[Data entries]

▽

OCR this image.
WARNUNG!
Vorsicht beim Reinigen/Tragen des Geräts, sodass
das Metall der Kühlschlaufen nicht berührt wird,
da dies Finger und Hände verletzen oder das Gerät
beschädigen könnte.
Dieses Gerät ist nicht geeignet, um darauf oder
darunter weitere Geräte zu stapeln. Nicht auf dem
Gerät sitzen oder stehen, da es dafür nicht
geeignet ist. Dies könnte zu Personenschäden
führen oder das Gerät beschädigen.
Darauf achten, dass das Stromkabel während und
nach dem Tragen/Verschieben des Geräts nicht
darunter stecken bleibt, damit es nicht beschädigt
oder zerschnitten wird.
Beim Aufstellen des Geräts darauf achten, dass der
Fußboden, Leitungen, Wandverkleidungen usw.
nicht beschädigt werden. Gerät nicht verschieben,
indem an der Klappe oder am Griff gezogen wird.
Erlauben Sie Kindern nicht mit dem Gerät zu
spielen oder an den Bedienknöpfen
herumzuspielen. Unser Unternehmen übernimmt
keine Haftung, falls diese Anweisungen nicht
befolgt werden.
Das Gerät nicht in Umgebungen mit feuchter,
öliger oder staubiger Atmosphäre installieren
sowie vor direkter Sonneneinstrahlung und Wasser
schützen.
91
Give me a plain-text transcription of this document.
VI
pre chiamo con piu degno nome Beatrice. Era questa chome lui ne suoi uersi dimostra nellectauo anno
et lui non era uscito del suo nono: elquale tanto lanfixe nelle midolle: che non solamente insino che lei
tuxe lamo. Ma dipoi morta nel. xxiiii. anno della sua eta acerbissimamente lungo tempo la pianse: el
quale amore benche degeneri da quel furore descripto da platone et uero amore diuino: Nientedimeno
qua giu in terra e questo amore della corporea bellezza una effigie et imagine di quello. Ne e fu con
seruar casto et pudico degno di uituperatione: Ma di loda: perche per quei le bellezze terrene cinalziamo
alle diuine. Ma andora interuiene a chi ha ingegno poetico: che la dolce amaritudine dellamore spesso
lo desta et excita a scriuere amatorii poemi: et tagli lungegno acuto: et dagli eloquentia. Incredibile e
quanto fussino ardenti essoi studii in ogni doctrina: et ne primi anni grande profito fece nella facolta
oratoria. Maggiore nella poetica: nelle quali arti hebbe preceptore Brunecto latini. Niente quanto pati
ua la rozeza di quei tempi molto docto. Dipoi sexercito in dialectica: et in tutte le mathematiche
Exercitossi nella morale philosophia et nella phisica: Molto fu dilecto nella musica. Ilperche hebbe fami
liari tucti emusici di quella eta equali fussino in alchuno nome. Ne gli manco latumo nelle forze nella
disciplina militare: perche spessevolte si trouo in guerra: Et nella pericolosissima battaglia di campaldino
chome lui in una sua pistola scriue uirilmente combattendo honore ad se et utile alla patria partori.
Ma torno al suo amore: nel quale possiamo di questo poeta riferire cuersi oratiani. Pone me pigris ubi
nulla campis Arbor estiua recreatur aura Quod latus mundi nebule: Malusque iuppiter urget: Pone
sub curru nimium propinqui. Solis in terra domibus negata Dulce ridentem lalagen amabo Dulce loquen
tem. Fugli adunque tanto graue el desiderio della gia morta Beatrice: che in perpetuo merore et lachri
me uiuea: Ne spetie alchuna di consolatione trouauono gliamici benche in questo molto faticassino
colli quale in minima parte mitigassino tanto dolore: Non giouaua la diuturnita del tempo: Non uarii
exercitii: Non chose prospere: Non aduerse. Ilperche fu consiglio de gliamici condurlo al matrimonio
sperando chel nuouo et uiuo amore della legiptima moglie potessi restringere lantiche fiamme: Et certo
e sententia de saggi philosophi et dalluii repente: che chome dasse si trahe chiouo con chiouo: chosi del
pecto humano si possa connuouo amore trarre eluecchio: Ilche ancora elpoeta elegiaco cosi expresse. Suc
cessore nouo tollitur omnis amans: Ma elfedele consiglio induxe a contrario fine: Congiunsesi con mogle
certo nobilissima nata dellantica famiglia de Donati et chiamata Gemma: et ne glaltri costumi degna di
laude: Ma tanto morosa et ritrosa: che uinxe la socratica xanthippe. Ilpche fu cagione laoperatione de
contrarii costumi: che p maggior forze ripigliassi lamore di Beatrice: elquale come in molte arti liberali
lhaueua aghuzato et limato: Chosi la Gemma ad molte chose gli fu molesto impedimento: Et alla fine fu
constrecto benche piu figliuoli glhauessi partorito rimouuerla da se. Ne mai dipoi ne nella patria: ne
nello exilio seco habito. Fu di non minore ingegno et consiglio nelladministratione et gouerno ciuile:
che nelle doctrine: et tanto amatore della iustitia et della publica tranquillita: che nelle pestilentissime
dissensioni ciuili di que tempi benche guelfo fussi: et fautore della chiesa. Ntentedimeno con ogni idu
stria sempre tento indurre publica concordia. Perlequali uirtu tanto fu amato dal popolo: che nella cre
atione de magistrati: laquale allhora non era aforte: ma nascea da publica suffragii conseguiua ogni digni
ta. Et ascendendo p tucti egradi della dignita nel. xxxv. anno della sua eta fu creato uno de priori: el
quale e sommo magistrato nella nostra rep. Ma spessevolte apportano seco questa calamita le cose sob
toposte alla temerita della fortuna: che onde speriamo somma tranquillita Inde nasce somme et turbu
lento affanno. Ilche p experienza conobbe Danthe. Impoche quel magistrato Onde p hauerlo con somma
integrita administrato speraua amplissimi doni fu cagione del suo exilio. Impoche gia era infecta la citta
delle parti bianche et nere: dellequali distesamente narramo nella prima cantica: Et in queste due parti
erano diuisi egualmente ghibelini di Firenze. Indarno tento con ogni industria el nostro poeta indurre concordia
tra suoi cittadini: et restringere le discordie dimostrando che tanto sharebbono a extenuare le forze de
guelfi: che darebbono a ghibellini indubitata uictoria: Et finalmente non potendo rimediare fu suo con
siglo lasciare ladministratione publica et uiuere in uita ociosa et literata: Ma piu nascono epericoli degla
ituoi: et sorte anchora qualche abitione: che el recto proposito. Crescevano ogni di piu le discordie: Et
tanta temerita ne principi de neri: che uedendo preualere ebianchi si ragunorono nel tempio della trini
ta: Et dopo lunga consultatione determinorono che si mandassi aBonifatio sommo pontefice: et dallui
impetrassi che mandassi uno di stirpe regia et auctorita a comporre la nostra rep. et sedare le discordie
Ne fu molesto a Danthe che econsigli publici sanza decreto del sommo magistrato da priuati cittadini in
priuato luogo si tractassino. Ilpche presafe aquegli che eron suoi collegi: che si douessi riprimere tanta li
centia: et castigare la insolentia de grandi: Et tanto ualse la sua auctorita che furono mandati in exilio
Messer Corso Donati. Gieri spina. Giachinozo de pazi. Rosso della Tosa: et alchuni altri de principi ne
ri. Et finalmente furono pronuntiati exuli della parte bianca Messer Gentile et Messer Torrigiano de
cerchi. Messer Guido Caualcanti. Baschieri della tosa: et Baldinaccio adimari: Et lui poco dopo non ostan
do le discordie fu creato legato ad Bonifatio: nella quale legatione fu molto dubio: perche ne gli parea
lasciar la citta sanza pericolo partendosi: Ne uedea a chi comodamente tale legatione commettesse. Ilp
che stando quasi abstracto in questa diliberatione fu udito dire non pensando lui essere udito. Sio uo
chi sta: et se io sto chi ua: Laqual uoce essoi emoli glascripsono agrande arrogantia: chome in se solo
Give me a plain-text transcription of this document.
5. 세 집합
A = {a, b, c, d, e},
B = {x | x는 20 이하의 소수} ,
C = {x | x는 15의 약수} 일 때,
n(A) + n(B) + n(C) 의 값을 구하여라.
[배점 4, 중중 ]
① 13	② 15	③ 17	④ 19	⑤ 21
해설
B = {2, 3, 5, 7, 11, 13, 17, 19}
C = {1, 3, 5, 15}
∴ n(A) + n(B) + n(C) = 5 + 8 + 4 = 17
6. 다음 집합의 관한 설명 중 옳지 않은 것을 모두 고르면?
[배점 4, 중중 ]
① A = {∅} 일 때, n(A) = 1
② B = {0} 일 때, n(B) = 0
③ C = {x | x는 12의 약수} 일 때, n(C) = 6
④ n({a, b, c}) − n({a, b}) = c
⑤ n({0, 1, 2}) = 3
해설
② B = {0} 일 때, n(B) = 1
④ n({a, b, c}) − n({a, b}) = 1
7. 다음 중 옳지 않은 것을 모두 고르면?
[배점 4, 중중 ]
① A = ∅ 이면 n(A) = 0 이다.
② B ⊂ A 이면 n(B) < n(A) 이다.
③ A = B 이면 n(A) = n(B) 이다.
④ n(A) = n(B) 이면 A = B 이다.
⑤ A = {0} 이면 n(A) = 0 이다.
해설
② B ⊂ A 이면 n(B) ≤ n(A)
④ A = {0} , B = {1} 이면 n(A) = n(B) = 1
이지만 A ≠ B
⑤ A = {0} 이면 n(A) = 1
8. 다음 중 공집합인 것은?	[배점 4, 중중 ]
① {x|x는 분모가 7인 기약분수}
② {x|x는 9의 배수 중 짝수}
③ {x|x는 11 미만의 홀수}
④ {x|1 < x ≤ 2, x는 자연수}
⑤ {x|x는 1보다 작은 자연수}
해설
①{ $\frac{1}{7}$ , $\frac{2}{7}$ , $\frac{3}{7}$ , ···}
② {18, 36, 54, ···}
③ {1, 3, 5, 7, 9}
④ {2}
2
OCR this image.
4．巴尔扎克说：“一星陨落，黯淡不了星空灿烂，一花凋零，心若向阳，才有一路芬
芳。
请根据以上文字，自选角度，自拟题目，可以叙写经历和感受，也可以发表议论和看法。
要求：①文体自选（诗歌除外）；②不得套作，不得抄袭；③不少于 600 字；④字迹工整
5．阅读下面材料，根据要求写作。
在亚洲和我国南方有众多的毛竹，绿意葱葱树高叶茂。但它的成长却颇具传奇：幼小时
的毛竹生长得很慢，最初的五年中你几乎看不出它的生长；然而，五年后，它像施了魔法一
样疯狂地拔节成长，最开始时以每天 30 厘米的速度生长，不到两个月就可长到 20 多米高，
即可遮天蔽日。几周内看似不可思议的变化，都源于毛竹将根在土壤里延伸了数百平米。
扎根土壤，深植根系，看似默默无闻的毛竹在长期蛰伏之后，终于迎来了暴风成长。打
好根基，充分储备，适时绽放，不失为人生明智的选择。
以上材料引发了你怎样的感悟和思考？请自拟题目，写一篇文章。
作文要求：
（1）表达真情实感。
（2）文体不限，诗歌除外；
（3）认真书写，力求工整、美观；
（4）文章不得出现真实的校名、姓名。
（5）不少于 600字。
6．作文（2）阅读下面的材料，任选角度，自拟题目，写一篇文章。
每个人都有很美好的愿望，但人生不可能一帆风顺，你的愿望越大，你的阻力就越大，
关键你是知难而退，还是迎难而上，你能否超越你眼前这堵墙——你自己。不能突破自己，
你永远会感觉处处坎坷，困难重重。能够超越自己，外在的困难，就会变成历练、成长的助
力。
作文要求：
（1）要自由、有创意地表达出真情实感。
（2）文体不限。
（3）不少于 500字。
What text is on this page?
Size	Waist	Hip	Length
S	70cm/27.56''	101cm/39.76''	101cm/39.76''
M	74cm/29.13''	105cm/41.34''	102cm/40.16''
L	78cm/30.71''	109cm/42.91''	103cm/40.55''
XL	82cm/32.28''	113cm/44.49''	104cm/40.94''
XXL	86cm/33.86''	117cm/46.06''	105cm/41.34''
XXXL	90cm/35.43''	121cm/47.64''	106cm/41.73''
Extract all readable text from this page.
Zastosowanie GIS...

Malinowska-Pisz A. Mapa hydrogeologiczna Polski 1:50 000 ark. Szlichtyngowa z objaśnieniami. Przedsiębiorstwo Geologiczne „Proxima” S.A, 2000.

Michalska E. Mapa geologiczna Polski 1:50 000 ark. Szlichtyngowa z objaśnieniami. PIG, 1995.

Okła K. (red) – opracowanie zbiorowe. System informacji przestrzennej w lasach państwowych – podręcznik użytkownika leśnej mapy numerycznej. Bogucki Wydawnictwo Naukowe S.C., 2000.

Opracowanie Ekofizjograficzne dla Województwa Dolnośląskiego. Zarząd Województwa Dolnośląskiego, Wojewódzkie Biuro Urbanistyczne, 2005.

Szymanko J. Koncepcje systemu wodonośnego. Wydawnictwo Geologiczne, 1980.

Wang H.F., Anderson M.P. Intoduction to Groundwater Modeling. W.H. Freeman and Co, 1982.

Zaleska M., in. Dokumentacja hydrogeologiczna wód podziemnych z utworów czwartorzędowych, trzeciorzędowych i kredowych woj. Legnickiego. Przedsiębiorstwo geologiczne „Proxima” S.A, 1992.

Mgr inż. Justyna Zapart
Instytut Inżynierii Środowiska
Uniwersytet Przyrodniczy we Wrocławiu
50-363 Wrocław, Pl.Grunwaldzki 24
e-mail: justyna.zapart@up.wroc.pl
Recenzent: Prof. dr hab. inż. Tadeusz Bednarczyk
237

△

**Problem:**
Where a line of the entries contains the word "molte", copy that line.

**Task response:**
contrarii costumi: che p maggior forze ripigliassi lamore di Beatrice: elquale come in molte arti liberali
lhaueua aghuzato et limato: Chosi la Gemma ad molte chose gli fu molesto impedimento: Et alla fine fu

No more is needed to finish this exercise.